**DIRECTIONS FOR THIS TASK**
Check the listing below for lines with the word "보건사무직" and say how many there are, with nothing but the number.

**Entries from a dataset**

━━━━━━

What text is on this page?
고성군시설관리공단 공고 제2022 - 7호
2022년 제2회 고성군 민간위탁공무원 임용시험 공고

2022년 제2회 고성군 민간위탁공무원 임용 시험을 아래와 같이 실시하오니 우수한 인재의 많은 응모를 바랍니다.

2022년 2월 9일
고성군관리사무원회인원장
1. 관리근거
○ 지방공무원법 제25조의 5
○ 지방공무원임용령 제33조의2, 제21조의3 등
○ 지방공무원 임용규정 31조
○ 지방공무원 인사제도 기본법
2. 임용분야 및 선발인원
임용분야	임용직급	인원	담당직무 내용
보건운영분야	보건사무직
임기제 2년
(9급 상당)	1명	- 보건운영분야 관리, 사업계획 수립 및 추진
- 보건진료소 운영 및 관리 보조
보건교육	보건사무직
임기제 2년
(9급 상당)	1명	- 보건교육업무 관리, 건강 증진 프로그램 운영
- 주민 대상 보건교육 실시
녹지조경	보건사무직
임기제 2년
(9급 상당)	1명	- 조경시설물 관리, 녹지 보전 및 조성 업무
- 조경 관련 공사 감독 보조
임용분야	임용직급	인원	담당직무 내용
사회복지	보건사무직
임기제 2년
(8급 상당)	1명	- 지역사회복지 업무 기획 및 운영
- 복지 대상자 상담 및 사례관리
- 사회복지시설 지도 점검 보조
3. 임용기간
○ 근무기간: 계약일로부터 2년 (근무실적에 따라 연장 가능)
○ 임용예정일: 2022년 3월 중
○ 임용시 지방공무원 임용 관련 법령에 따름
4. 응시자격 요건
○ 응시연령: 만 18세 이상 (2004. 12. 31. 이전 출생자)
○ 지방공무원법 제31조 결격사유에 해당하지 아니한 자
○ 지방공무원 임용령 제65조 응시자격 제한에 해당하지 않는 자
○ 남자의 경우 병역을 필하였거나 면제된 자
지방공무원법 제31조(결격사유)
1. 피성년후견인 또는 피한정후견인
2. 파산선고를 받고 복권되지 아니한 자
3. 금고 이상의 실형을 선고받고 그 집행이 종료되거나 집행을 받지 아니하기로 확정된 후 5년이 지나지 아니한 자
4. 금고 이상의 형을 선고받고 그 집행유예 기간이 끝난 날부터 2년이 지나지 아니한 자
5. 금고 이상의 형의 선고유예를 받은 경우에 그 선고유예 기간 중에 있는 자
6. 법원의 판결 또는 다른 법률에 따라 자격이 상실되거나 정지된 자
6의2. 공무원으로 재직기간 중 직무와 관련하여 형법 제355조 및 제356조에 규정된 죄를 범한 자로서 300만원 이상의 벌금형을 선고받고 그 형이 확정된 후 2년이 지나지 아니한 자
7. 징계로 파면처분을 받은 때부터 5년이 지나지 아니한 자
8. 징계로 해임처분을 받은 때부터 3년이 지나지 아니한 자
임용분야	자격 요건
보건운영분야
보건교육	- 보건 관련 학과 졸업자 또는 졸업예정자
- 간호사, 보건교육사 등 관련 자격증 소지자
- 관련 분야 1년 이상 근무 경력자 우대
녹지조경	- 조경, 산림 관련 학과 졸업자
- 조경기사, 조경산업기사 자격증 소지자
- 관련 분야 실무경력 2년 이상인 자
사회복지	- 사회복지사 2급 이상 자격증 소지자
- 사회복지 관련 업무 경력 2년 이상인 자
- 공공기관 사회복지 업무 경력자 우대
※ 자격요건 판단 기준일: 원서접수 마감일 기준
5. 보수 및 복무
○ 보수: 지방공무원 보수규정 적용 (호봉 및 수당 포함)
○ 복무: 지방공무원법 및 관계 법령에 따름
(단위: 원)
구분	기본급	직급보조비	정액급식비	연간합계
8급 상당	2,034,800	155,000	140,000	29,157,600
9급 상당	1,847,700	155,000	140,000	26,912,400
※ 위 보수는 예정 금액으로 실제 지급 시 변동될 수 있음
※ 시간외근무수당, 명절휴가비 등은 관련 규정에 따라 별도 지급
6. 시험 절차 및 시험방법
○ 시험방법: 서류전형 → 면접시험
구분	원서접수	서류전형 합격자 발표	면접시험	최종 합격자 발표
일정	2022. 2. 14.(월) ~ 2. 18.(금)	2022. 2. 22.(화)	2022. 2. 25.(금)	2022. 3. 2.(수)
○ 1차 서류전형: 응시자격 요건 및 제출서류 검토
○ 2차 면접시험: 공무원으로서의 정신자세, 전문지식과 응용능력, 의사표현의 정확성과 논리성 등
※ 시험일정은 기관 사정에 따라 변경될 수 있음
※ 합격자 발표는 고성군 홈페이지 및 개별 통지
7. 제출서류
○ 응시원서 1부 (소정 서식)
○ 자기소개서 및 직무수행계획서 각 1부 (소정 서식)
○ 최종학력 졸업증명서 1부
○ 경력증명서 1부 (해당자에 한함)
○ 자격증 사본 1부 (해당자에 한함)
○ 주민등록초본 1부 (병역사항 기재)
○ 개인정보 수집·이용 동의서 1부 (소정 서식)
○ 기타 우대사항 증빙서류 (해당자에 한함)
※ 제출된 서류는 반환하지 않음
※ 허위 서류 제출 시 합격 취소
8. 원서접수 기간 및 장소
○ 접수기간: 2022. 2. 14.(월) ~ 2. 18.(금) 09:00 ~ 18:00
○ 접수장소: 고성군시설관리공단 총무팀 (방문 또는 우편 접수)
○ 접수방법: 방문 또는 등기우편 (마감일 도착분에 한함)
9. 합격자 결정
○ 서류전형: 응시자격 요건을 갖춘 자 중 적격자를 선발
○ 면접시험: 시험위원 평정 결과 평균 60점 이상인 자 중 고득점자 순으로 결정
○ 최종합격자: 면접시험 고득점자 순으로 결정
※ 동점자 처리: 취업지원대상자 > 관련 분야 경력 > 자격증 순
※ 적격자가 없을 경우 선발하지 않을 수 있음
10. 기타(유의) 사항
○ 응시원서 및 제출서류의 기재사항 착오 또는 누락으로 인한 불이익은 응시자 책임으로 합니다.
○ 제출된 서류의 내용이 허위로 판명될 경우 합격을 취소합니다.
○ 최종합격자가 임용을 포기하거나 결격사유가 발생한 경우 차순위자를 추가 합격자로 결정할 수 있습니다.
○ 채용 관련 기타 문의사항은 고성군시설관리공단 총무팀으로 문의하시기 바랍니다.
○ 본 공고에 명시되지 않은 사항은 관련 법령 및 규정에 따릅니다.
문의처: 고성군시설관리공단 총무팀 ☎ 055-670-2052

━━━━━━

**THE COMPLETED TASK**
4